(ПОСТАВЛЕННАЯ ЗАДАЧА 1) Перепечатайте из отрывка о пьесе фрагмент от слов «Аббатиса привозит с» до слов «влюбляется в Абеляра.» включительно.

Под своей крышей — или, вернее, под ее крышей, ибо аббатиса Фонтевро является совладелицей вместе со своей замужней сестрой имущества, в котором живут Алькье, как в Париже, так и в деревне. Но необходимость в данном случае удваивается отсутствием неодобрения: Филипп Алькье, естественно, верит в права меньшинств. Хотя политически он принадлежит к крайне левым, в этом деле он проголосовал бы с крайне правыми (как это сделали многие дрейфусары около двадцати лет назад, которые выступали против изгнания своих политических врагов, иезуитов), и таким образом, в открывающей сцене автор устанавливает отказ своего героя допустить тиранию большинства.

Аббатиса привозит с собой послушницу своего ордена, секуляризированную, как и она сама, но (в случае с девушкой) до того, как она принесла обеты. Элена Шлюмберже, молодая, красивая, умная и богатая, естественно, является героиней пьесы. Ее ум, тем более свежий, что до сих пор он был ограничен небесной сферой теологии и этики, упивается широкой и неразборчивой культурой, которой Алькье с удовольствием обогащает его. Ницше, Бергсон, Анатоль Франс — она впитывает все без протеста. Естественно, история повторяется, и Абеляр влюбляется в Элоизу, а Элоиза еще сильнее влюбляется в Абеляра.

Что в этой ситуации является долгом свободной души? Должен ли Филипп Алькье развестись со своей верной, достойной, но не вдохновляющей женой? Должен ли он держать добродетельную молодую леди в качестве своей тайной любовницы? Он делает оба эти предложения, но делает их как человек, который чувствует, насколько они невозможны. Ибо мы действуем не в соответствии с тем, что на самом деле думаем и во что верим, а как люди, все еще вдохновленные тем, что мы привыкли думать и во что долгое время имели привычку верить: когда Алькье предлагает развод девушке, которую он воспитал на идеях Ницше, ее первый инстинктивный крик: «А другие?» Она все еще альтруистка и христианка, вопреки самой себе, и действует согласно импульсу, данному много лет назад, возможно, еще до ее рождения.

(ПОСТАВЛЕННАЯ ЗАДАЧА 2) Повторите без изменений записи, идущие ниже, начиная с первой из них и заканчивая строкой с «berging-dim-left-label: 1.83 m» включительно.

(ИЗВЛЕЧЁННЫЕ ДАННЫЕ)
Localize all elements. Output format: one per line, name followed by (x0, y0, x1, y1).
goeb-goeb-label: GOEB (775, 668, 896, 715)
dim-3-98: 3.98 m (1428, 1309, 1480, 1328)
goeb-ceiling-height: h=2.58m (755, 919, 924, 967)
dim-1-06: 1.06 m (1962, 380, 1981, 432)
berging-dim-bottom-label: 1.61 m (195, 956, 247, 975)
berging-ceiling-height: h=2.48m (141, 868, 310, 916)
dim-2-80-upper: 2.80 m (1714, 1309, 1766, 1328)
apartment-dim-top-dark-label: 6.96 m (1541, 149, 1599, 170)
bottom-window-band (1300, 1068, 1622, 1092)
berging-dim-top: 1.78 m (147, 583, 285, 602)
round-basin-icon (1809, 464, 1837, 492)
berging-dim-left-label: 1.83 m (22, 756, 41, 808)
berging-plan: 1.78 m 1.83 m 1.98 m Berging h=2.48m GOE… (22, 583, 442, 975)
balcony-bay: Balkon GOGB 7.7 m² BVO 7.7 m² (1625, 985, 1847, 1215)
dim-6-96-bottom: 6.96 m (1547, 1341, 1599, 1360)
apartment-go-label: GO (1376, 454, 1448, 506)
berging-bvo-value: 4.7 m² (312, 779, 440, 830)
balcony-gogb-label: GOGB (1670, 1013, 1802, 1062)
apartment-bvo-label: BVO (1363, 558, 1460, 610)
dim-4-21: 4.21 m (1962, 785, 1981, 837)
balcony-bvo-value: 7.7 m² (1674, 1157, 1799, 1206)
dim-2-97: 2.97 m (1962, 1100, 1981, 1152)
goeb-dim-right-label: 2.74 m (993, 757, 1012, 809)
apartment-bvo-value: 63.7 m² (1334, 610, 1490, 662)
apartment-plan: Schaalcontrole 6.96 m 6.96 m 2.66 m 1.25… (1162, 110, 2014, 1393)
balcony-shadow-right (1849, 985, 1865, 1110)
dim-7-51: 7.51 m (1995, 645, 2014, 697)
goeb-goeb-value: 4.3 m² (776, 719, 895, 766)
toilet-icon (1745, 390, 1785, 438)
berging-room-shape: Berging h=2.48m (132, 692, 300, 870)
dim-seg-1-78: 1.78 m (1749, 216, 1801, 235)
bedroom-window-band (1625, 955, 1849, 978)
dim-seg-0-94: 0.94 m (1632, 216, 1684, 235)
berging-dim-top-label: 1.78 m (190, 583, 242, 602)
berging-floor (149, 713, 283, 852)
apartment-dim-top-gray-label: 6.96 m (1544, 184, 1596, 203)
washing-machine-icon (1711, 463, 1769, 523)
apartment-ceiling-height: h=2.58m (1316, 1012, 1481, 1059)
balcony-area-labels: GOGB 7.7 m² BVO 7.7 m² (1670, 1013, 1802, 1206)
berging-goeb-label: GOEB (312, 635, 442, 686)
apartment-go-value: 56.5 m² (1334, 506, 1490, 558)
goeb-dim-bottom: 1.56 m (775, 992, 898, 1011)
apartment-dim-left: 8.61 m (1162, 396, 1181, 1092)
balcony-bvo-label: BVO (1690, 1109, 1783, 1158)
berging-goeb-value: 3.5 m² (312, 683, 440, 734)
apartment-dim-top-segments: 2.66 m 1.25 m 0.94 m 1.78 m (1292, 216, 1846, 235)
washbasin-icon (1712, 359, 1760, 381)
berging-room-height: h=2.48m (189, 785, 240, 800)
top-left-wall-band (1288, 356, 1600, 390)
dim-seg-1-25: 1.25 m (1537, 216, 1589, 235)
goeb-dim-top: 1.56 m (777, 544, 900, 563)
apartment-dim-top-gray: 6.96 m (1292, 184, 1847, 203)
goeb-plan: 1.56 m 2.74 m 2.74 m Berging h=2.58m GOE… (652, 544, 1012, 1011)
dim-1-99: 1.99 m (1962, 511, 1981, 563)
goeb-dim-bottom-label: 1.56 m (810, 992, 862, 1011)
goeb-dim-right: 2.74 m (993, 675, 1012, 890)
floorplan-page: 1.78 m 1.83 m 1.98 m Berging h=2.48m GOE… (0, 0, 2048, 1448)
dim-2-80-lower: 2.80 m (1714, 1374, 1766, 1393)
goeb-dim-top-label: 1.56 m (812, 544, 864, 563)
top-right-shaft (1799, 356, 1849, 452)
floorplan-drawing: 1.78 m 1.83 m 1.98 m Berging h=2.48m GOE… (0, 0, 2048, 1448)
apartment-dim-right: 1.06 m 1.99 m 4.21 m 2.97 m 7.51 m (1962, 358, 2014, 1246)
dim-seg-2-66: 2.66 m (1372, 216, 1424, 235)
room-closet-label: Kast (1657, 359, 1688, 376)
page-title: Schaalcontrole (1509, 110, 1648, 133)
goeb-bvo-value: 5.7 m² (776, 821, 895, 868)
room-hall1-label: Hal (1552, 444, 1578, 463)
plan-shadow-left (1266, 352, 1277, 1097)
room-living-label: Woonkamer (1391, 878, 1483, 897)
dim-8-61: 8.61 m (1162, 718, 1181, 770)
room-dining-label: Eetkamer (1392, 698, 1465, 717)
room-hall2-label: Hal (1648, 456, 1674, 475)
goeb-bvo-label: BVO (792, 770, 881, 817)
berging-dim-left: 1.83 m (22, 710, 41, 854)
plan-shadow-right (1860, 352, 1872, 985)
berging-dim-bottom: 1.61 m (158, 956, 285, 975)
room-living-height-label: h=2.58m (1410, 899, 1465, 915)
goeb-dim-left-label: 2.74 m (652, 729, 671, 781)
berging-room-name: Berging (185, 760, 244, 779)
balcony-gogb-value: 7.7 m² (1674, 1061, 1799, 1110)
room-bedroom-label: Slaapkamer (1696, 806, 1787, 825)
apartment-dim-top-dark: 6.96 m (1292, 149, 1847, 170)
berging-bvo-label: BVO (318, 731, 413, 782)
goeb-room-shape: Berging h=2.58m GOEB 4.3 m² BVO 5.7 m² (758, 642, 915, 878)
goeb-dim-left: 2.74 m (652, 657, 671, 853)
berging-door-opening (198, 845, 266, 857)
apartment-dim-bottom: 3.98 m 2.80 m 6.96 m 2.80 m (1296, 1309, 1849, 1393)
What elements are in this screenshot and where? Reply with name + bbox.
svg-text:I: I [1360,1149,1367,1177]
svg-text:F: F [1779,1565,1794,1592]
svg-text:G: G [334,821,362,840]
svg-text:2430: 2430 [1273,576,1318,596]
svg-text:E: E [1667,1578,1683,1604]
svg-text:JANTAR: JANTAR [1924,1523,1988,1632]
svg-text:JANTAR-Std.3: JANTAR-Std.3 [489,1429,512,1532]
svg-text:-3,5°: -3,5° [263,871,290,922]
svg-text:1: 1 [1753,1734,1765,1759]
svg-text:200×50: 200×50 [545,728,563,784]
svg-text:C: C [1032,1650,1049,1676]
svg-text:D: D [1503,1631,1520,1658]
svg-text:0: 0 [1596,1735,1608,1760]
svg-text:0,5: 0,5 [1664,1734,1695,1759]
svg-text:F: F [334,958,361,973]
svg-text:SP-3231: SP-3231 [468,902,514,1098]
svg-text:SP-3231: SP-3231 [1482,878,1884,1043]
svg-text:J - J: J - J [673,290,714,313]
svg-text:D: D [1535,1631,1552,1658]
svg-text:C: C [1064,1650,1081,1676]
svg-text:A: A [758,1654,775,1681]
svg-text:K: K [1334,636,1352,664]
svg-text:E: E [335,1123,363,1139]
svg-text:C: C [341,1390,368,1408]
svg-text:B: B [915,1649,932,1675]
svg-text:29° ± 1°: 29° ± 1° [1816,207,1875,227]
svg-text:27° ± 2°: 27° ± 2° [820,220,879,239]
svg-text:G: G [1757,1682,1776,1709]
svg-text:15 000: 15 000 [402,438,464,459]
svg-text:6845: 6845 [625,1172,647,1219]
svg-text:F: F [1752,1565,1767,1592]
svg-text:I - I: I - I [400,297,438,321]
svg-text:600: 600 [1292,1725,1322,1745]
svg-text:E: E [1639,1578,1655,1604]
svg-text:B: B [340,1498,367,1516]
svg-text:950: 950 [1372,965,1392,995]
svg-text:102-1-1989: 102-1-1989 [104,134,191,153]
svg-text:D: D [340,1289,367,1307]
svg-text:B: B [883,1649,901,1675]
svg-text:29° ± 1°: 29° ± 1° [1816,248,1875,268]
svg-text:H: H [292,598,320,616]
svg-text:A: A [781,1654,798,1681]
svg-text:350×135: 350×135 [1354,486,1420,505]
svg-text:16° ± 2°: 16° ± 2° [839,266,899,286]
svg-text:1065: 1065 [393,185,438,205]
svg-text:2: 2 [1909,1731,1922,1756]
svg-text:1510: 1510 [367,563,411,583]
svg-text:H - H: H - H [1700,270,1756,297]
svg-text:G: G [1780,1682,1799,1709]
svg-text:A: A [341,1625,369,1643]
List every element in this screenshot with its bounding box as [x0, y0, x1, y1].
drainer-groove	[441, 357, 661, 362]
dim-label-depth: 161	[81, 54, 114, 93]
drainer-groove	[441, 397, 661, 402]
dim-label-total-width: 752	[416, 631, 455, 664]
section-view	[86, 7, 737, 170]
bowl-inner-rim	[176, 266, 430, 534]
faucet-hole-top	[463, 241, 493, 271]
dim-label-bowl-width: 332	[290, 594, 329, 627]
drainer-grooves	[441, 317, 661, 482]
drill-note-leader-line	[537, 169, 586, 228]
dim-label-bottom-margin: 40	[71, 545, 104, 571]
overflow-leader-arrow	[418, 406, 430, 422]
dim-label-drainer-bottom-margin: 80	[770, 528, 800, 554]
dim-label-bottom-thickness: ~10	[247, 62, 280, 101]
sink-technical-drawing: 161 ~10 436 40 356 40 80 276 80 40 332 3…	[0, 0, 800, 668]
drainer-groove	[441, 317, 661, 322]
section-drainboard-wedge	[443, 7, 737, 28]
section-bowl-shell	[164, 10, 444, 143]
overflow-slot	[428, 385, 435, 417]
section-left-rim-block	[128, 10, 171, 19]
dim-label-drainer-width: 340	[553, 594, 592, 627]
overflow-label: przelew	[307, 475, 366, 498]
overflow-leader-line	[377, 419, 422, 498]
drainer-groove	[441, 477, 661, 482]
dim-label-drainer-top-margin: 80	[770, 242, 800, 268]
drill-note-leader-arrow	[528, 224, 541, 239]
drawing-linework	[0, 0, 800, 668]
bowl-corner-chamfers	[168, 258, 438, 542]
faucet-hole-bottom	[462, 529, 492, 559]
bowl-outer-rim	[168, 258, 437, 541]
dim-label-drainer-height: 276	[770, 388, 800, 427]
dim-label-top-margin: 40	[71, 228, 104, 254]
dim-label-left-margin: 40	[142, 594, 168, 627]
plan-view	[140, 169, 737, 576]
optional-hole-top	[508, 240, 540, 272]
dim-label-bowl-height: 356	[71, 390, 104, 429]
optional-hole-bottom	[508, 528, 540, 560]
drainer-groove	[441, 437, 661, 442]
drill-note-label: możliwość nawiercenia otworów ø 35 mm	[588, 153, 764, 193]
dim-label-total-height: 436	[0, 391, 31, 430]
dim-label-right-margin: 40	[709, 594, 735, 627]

(РЕЗУЛЬТАТ ВЫПОЛНЕНИЯ 1)
Аббатиса привозит с собой послушницу своего ордена, секуляризированную, как и она сама, но (в случае с девушкой) до того, как она принесла обеты. Элена Шлюмберже, молодая, красивая, умная и богатая, естественно, является героиней пьесы. Ее ум, тем более свежий, что до сих пор он был ограничен небесной сферой теологии и этики, упивается широкой и неразборчивой культурой, которой Алькье с удовольствием обогащает его. Ницше, Бергсон, Анатоль Франс — она впитывает все без протеста. Естественно, история повторяется, и Абеляр влюбляется в Элоизу, а Элоиза еще сильнее влюбляется в Абеляра.

(РЕЗУЛЬТАТ ВЫПОЛНЕНИЯ 2)
Localize all elements. Output format: one per line, name followed by (x0, y0, x1, y1).
goeb-goeb-label: GOEB (775, 668, 896, 715)
dim-3-98: 3.98 m (1428, 1309, 1480, 1328)
goeb-ceiling-height: h=2.58m (755, 919, 924, 967)
dim-1-06: 1.06 m (1962, 380, 1981, 432)
berging-dim-bottom-label: 1.61 m (195, 956, 247, 975)
berging-ceiling-height: h=2.48m (141, 868, 310, 916)
dim-2-80-upper: 2.80 m (1714, 1309, 1766, 1328)
apartment-dim-top-dark-label: 6.96 m (1541, 149, 1599, 170)
bottom-window-band (1300, 1068, 1622, 1092)
berging-dim-top: 1.78 m (147, 583, 285, 602)
round-basin-icon (1809, 464, 1837, 492)
berging-dim-left-label: 1.83 m (22, 756, 41, 808)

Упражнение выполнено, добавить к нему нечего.